BEGIN
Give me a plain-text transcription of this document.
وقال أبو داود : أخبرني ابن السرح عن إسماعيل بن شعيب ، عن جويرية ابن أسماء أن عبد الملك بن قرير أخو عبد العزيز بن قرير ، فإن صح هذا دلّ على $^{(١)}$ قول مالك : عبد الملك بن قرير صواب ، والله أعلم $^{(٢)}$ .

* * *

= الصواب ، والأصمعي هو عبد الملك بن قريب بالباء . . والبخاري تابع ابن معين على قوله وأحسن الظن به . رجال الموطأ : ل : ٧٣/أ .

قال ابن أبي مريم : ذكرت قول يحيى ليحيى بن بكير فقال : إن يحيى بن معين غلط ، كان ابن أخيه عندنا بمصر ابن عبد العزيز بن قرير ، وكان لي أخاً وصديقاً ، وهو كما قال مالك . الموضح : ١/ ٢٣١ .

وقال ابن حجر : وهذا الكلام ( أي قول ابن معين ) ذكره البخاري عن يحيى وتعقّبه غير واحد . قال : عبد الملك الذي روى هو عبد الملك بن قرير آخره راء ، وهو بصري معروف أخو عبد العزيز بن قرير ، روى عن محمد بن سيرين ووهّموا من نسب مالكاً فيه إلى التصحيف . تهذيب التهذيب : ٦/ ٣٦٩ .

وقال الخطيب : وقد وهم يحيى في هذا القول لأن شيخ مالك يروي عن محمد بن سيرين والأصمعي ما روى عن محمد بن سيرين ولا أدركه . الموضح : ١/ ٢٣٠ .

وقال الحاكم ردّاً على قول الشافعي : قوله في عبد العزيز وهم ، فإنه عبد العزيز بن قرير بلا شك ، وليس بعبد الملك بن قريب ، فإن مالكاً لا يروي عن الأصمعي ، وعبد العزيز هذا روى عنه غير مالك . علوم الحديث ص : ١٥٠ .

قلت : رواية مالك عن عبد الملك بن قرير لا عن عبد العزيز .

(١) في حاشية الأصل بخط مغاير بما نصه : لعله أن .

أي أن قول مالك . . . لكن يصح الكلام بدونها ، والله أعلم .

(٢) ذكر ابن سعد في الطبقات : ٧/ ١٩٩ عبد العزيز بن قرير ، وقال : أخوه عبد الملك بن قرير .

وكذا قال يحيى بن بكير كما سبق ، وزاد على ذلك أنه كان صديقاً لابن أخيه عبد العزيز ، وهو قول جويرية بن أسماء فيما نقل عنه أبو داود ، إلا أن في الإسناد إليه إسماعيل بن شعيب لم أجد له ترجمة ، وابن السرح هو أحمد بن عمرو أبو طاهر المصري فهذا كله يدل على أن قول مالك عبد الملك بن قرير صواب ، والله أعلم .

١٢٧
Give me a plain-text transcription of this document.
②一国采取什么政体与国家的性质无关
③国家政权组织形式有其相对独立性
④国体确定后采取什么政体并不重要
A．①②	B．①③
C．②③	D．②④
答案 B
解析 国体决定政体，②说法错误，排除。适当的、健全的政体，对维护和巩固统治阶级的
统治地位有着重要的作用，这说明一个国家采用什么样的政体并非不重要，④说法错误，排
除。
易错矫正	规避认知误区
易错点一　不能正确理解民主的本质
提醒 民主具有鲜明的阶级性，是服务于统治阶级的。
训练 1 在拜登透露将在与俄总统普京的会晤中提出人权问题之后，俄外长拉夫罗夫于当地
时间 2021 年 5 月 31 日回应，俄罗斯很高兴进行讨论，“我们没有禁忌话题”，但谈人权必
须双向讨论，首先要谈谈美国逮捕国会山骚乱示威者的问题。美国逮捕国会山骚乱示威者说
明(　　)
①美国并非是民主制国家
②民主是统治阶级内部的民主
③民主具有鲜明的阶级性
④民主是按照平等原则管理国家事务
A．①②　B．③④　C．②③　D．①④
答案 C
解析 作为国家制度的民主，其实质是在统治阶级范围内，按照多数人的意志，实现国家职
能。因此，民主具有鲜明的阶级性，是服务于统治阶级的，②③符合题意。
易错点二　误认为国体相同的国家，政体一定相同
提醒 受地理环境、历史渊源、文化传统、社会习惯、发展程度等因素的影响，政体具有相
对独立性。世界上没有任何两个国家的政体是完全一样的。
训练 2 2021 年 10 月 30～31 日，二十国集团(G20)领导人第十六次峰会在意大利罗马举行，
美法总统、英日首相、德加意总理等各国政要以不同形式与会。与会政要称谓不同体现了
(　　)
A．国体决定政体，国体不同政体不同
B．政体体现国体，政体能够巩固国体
END
Reproduce the material exactly, with every line intact.

## [Task solution]
Give me a plain-text transcription of this document.
وقال أبو داود : أخبرني ابن السرح عن إسماعيل بن شعيب ، عن جويرية ابن أسماء أن عبد الملك بن قرير أخو عبد العزيز بن قرير ، فإن صح هذا دلّ على $^{(١)}$ قول مالك : عبد الملك بن قرير صواب ، والله أعلم $^{(٢)}$ .

* * *

= الصواب ، والأصمعي هو عبد الملك بن قريب بالباء . . والبخاري تابع ابن معين على قوله وأحسن الظن به . رجال الموطأ : ل : ٧٣/أ .

قال ابن أبي مريم : ذكرت قول يحيى ليحيى بن بكير فقال : إن يحيى بن معين غلط ، كان ابن أخيه عندنا بمصر ابن عبد العزيز بن قرير ، وكان لي أخاً وصديقاً ، وهو كما قال مالك . الموضح : ١/ ٢٣١ .

وقال ابن حجر : وهذا الكلام ( أي قول ابن معين ) ذكره البخاري عن يحيى وتعقّبه غير واحد . قال : عبد الملك الذي روى هو عبد الملك بن قرير آخره راء ، وهو بصري معروف أخو عبد العزيز بن قرير ، روى عن محمد بن سيرين ووهّموا من نسب مالكاً فيه إلى التصحيف . تهذيب التهذيب : ٦/ ٣٦٩ .

وقال الخطيب : وقد وهم يحيى في هذا القول لأن شيخ مالك يروي عن محمد بن سيرين والأصمعي ما روى عن محمد بن سيرين ولا أدركه . الموضح : ١/ ٢٣٠ .

وقال الحاكم ردّاً على قول الشافعي : قوله في عبد العزيز وهم ، فإنه عبد العزيز بن قرير بلا شك ، وليس بعبد الملك بن قريب ، فإن مالكاً لا يروي عن الأصمعي ، وعبد العزيز هذا روى عنه غير مالك . علوم الحديث ص : ١٥٠ .

قلت : رواية مالك عن عبد الملك بن قرير لا عن عبد العزيز .

(١) في حاشية الأصل بخط مغاير بما نصه : لعله أن .

أي أن قول مالك . . . لكن يصح الكلام بدونها ، والله أعلم .

(٢) ذكر ابن سعد في الطبقات : ٧/ ١٩٩ عبد العزيز بن قرير ، وقال : أخوه عبد الملك بن قرير .

وكذا قال يحيى بن بكير كما سبق ، وزاد على ذلك أنه كان صديقاً لابن أخيه عبد العزيز ، وهو قول جويرية بن أسماء فيما نقل عنه أبو داود ، إلا أن في الإسناد إليه إسماعيل بن شعيب لم أجد له ترجمة ، وابن السرح هو أحمد بن عمرو أبو طاهر المصري فهذا كله يدل على أن قول مالك عبد الملك بن قرير صواب ، والله أعلم .

١٢٧
Give me a plain-text transcription of this document.
②一国采取什么政体与国家的性质无关
③国家政权组织形式有其相对独立性
④国体确定后采取什么政体并不重要
A．①②	B．①③
C．②③	D．②④
答案 B
解析 国体决定政体，②说法错误，排除。适当的、健全的政体，对维护和巩固统治阶级的
统治地位有着重要的作用，这说明一个国家采用什么样的政体并非不重要，④说法错误，排
除。
易错矫正	规避认知误区
易错点一　不能正确理解民主的本质
提醒 民主具有鲜明的阶级性，是服务于统治阶级的。
训练 1 在拜登透露将在与俄总统普京的会晤中提出人权问题之后，俄外长拉夫罗夫于当地
时间 2021 年 5 月 31 日回应，俄罗斯很高兴进行讨论，“我们没有禁忌话题”，但谈人权必
须双向讨论，首先要谈谈美国逮捕国会山骚乱示威者的问题。美国逮捕国会山骚乱示威者说
明(　　)
①美国并非是民主制国家
②民主是统治阶级内部的民主
③民主具有鲜明的阶级性
④民主是按照平等原则管理国家事务
A．①②　B．③④　C．②③　D．①④
答案 C
解析 作为国家制度的民主，其实质是在统治阶级范围内，按照多数人的意志，实现国家职
能。因此，民主具有鲜明的阶级性，是服务于统治阶级的，②③符合题意。
易错点二　误认为国体相同的国家，政体一定相同
提醒 受地理环境、历史渊源、文化传统、社会习惯、发展程度等因素的影响，政体具有相
对独立性。世界上没有任何两个国家的政体是完全一样的。
训练 2 2021 年 10 月 30～31 日，二十国集团(G20)领导人第十六次峰会在意大利罗马举行，
美法总统、英日首相、德加意总理等各国政要以不同形式与会。与会政要称谓不同体现了
(　　)
A．国体决定政体，国体不同政体不同
B．政体体现国体，政体能够巩固国体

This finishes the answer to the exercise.